» **Problem description**: Take every line from the material that has the word "below" in it.

» **Data to use**:
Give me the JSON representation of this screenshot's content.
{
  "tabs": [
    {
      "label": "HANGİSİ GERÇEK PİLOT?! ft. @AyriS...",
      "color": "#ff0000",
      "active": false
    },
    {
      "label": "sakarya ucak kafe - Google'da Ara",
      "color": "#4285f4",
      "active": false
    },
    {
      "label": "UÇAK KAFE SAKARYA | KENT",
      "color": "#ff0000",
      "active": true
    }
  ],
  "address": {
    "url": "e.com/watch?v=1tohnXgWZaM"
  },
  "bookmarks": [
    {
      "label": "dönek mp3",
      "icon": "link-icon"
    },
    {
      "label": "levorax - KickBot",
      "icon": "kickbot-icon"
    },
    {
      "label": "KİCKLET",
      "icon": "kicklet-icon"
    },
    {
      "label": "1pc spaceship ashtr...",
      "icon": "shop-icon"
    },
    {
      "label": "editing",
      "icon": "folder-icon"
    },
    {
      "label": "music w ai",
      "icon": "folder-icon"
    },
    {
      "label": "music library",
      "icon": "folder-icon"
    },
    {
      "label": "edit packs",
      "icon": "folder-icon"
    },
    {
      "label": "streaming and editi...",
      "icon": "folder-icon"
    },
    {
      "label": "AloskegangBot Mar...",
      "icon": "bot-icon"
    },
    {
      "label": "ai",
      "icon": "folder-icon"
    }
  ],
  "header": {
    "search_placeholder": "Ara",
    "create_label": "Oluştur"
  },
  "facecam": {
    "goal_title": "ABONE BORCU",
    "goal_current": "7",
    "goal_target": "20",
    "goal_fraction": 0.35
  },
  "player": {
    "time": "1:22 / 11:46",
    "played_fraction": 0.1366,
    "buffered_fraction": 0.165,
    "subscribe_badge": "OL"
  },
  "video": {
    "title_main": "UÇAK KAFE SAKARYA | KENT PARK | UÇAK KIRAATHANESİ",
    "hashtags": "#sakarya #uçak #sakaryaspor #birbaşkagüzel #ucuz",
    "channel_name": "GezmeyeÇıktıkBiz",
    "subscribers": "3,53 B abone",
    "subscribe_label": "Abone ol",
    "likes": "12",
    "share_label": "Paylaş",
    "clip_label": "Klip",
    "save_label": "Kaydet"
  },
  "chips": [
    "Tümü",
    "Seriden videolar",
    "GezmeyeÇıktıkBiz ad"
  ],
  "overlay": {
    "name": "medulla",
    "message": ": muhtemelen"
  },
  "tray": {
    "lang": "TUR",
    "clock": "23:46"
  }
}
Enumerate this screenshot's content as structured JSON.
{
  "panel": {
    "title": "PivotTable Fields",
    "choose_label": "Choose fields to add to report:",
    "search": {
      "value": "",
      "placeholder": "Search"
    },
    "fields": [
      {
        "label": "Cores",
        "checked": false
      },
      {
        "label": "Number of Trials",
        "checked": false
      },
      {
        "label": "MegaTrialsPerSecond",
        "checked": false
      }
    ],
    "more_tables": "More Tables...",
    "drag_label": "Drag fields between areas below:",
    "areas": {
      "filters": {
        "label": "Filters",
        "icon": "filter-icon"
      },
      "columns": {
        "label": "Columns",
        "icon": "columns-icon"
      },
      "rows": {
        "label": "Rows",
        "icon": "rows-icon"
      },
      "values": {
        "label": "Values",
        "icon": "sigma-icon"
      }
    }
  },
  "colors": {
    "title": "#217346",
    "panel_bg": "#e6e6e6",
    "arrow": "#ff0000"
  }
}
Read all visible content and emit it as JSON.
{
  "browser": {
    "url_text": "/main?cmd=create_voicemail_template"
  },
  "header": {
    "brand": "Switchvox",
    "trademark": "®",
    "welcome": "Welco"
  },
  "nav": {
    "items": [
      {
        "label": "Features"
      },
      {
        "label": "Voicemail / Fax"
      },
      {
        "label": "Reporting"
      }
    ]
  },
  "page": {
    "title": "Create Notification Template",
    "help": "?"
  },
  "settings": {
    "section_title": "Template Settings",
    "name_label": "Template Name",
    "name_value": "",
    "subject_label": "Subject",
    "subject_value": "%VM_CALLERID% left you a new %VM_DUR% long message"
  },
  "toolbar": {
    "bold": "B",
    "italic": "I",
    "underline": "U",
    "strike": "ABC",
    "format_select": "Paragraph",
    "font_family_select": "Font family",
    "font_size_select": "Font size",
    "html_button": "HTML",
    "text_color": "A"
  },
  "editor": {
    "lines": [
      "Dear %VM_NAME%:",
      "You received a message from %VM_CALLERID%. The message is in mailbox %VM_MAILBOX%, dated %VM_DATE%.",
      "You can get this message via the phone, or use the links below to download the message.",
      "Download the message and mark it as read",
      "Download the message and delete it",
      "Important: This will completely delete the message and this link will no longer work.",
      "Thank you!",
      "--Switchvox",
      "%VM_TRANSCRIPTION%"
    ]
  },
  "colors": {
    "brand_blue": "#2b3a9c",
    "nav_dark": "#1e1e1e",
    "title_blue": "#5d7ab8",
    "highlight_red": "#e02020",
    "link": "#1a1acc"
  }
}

» **In response**:
    "drag_label": "Drag fields between areas below:",
      "You can get this message via the phone, or use the links below to download the message.",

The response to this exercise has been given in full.